Exercise brief:
Leave out the pictures and repeat everything else in the records exactly.

****************

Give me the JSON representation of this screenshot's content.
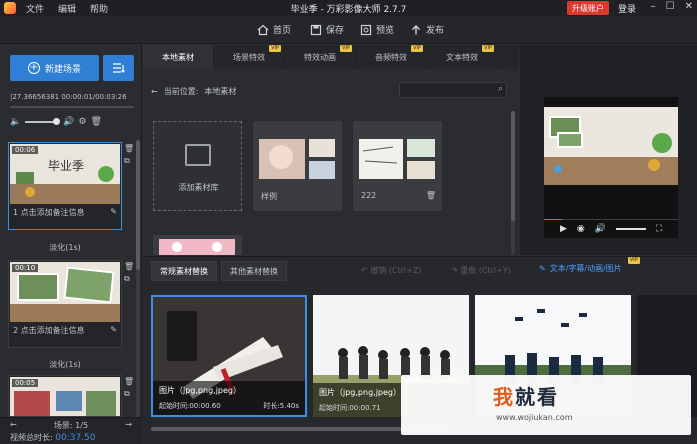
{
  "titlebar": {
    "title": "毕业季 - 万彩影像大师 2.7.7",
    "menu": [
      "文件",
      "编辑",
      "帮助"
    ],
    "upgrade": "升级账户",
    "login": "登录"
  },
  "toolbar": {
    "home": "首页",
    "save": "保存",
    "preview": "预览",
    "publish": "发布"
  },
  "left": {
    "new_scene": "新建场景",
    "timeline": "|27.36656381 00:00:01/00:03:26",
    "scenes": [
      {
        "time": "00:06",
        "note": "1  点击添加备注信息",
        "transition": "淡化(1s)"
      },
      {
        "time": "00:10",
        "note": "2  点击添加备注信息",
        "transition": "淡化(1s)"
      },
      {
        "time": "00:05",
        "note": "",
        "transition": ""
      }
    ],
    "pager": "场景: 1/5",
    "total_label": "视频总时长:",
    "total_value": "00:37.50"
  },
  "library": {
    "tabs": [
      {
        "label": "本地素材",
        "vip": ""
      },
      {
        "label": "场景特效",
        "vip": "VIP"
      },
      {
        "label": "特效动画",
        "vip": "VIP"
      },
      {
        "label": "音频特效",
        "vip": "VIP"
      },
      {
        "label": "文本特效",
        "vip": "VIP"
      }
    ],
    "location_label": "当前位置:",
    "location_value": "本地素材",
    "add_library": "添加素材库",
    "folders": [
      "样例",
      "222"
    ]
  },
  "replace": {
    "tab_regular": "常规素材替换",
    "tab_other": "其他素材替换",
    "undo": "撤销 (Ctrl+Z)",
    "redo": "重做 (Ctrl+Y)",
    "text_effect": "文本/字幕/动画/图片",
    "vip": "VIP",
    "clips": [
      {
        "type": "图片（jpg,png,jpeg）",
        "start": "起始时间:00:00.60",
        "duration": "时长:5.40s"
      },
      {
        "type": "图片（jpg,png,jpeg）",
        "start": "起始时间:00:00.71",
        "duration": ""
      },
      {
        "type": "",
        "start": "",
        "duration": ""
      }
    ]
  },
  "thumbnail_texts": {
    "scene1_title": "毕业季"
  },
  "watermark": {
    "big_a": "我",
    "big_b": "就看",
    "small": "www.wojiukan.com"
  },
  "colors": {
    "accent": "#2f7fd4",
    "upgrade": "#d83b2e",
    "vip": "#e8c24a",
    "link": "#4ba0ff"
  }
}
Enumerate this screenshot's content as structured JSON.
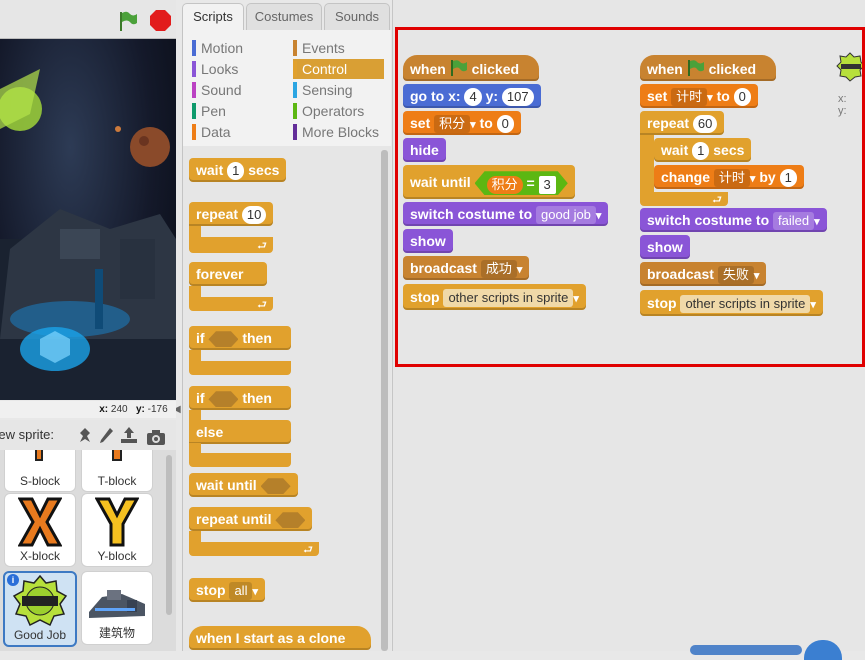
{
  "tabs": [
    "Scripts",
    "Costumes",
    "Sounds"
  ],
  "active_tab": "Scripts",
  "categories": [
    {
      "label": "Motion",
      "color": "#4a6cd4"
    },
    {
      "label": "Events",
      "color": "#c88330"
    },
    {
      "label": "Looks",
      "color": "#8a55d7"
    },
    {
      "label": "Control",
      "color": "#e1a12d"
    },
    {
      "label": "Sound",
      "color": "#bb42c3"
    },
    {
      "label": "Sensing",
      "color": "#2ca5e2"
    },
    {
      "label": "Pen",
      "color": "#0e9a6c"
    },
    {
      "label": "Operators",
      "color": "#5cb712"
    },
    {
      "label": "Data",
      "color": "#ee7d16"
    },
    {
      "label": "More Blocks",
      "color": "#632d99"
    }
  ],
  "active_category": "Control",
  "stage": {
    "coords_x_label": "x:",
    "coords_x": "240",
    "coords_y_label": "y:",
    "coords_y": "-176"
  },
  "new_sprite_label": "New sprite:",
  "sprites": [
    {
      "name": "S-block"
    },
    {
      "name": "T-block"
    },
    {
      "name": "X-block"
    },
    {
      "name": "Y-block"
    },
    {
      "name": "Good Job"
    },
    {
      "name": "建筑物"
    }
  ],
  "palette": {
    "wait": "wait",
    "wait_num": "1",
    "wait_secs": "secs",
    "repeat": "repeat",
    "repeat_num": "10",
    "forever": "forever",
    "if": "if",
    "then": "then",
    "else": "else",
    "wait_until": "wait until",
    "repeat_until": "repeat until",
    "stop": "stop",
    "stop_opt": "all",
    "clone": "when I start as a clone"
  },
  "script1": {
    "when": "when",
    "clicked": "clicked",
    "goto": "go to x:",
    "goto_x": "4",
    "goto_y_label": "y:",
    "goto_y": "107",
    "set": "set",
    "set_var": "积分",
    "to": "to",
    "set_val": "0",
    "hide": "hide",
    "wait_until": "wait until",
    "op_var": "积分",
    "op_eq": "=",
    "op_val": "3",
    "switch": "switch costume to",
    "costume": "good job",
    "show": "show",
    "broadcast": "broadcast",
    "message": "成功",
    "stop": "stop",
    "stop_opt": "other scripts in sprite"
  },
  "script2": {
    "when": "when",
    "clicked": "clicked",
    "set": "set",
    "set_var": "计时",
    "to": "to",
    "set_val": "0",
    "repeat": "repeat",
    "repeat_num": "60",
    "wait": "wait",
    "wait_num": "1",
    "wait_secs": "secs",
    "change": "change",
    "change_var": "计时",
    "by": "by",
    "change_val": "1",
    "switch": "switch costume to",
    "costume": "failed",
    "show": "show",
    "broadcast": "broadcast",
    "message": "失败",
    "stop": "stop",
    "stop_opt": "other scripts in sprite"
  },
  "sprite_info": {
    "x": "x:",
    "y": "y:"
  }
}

****************

Answer to this problem:
Give me the JSON representation of this screenshot's content.
{
  "titlebar": {
    "title": "毕业季 - 万彩影像大师 2.7.7",
    "menu": [
      "文件",
      "编辑",
      "帮助"
    ],
    "upgrade": "升级账户",
    "login": "登录"
  },
  "toolbar": {
    "home": "首页",
    "save": "保存",
    "preview": "预览",
    "publish": "发布"
  },
  "left": {
    "new_scene": "新建场景",
    "timeline": "|27.36656381 00:00:01/00:03:26",
    "scenes": [
      {
        "time": "00:06",
        "note": "1  点击添加备注信息",
        "transition": "淡化(1s)"
      },
      {
        "time": "00:10",
        "note": "2  点击添加备注信息",
        "transition": "淡化(1s)"
      },
      {
        "time": "00:05",
        "note": "",
        "transition": ""
      }
    ],
    "pager": "场景: 1/5",
    "total_label": "视频总时长:",
    "total_value": "00:37.50"
  },
  "library": {
    "tabs": [
      {
        "label": "本地素材",
        "vip": ""
      },
      {
        "label": "场景特效",
        "vip": "VIP"
      },
      {
        "label": "特效动画",
        "vip": "VIP"
      },
      {
        "label": "音频特效",
        "vip": "VIP"
      },
      {
        "label": "文本特效",
        "vip": "VIP"
      }
    ],
    "location_label": "当前位置:",
    "location_value": "本地素材",
    "add_library": "添加素材库",
    "folders": [
      "样例",
      "222"
    ]
  },
  "replace": {
    "tab_regular": "常规素材替换",
    "tab_other": "其他素材替换",
    "undo": "撤销 (Ctrl+Z)",
    "redo": "重做 (Ctrl+Y)",
    "text_effect": "文本/字幕/动画/图片",
    "vip": "VIP",
    "clips": [
      {
        "type": "图片（jpg,png,jpeg）",
        "start": "起始时间:00:00.60",
        "duration": "时长:5.40s"
      },
      {
        "type": "图片（jpg,png,jpeg）",
        "start": "起始时间:00:00.71",
        "duration": ""
      },
      {
        "type": "",
        "start": "",
        "duration": ""
      }
    ]
  },
  "thumbnail_texts": {
    "scene1_title": "毕业季"
  },
  "watermark": {
    "big_a": "我",
    "big_b": "就看",
    "small": "www.wojiukan.com"
  },
  "colors": {
    "accent": "#2f7fd4",
    "upgrade": "#d83b2e",
    "vip": "#e8c24a",
    "link": "#4ba0ff"
  }
}
Enumerate this screenshot's content as structured JSON.
{
  "tabs": [
    "Scripts",
    "Costumes",
    "Sounds"
  ],
  "active_tab": "Scripts",
  "categories": [
    {
      "label": "Motion",
      "color": "#4a6cd4"
    },
    {
      "label": "Events",
      "color": "#c88330"
    },
    {
      "label": "Looks",
      "color": "#8a55d7"
    },
    {
      "label": "Control",
      "color": "#e1a12d"
    },
    {
      "label": "Sound",
      "color": "#bb42c3"
    },
    {
      "label": "Sensing",
      "color": "#2ca5e2"
    },
    {
      "label": "Pen",
      "color": "#0e9a6c"
    },
    {
      "label": "Operators",
      "color": "#5cb712"
    },
    {
      "label": "Data",
      "color": "#ee7d16"
    },
    {
      "label": "More Blocks",
      "color": "#632d99"
    }
  ],
  "active_category": "Control",
  "stage": {
    "coords_x_label": "x:",
    "coords_x": "240",
    "coords_y_label": "y:",
    "coords_y": "-176"
  },
  "new_sprite_label": "New sprite:",
  "sprites": [
    {
      "name": "S-block"
    },
    {
      "name": "T-block"
    },
    {
      "name": "X-block"
    },
    {
      "name": "Y-block"
    },
    {
      "name": "Good Job"
    },
    {
      "name": "建筑物"
    }
  ],
  "palette": {
    "wait": "wait",
    "wait_num": "1",
    "wait_secs": "secs",
    "repeat": "repeat",
    "repeat_num": "10",
    "forever": "forever",
    "if": "if",
    "then": "then",
    "else": "else",
    "wait_until": "wait until",
    "repeat_until": "repeat until",
    "stop": "stop",
    "stop_opt": "all",
    "clone": "when I start as a clone"
  },
  "script1": {
    "when": "when",
    "clicked": "clicked",
    "goto": "go to x:",
    "goto_x": "4",
    "goto_y_label": "y:",
    "goto_y": "107",
    "set": "set",
    "set_var": "积分",
    "to": "to",
    "set_val": "0",
    "hide": "hide",
    "wait_until": "wait until",
    "op_var": "积分",
    "op_eq": "=",
    "op_val": "3",
    "switch": "switch costume to",
    "costume": "good job",
    "show": "show",
    "broadcast": "broadcast",
    "message": "成功",
    "stop": "stop",
    "stop_opt": "other scripts in sprite"
  },
  "script2": {
    "when": "when",
    "clicked": "clicked",
    "set": "set",
    "set_var": "计时",
    "to": "to",
    "set_val": "0",
    "repeat": "repeat",
    "repeat_num": "60",
    "wait": "wait",
    "wait_num": "1",
    "wait_secs": "secs",
    "change": "change",
    "change_var": "计时",
    "by": "by",
    "change_val": "1",
    "switch": "switch costume to",
    "costume": "failed",
    "show": "show",
    "broadcast": "broadcast",
    "message": "失败",
    "stop": "stop",
    "stop_opt": "other scripts in sprite"
  },
  "sprite_info": {
    "x": "x:",
    "y": "y:"
  }
}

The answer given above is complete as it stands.